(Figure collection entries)
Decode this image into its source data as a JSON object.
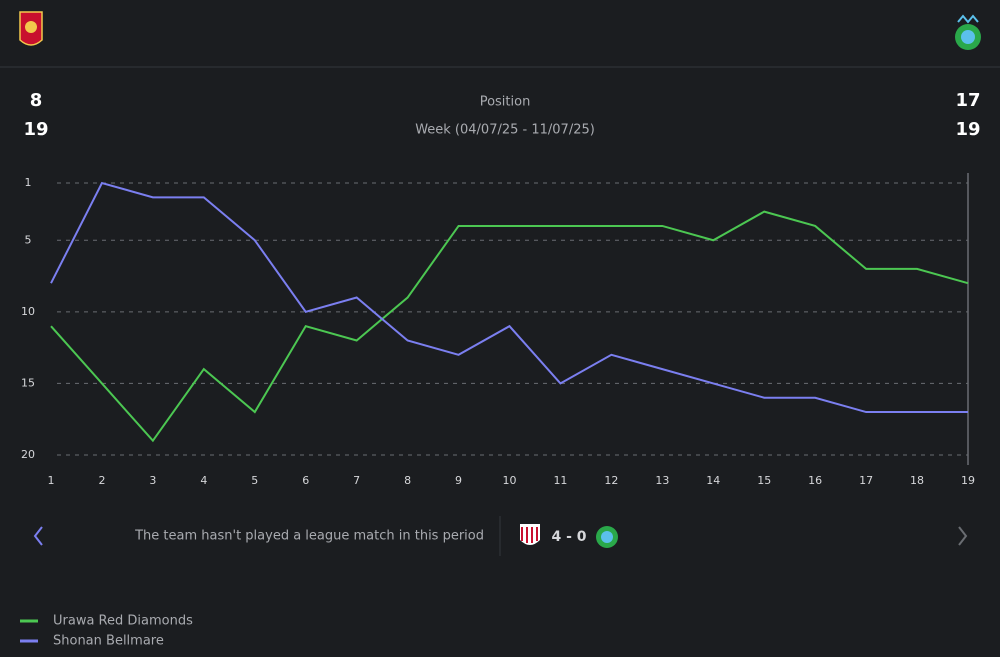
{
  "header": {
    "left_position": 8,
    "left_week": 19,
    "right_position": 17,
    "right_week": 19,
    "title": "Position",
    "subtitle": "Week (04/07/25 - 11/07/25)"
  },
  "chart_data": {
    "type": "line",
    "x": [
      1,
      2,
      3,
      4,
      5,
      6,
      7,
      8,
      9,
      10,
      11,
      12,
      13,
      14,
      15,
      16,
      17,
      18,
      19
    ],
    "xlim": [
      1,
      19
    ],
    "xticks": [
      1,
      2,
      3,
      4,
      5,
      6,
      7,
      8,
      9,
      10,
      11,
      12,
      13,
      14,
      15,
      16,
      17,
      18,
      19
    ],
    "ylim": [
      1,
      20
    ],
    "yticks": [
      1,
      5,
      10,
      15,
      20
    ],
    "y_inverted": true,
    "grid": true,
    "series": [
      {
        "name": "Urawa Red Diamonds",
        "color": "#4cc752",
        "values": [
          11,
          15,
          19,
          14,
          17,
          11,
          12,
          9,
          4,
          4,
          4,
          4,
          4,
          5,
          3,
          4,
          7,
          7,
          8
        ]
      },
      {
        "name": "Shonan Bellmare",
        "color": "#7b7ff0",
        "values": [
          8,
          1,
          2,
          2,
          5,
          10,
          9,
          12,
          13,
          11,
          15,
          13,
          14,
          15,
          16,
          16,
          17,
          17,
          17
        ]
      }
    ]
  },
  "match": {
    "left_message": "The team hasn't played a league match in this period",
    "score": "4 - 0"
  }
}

---

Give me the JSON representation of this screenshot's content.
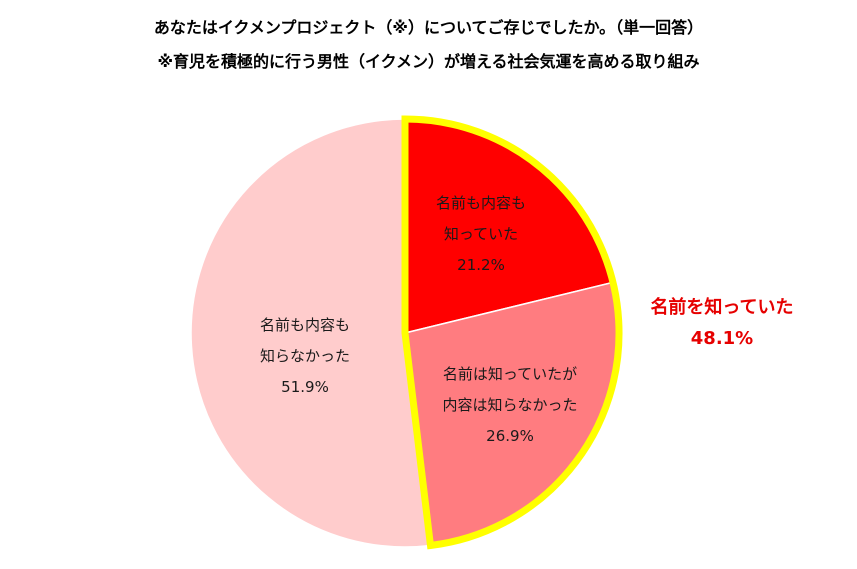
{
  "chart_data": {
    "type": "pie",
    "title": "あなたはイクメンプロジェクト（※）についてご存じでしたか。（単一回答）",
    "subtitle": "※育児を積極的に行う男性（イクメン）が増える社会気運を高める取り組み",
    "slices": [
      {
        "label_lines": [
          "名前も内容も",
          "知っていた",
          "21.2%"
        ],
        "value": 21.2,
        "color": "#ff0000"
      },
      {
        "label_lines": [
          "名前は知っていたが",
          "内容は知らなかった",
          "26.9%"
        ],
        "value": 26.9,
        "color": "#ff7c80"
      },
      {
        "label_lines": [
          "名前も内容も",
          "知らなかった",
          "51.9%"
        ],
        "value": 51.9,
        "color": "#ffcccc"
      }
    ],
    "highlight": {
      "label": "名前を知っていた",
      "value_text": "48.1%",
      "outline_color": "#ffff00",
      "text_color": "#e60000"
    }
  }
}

TASK TO COMPLETE:
Report how many lines in the records hold the word "this", giving the number and nothing else.

OUTPUT OF THE EXERCISE:
3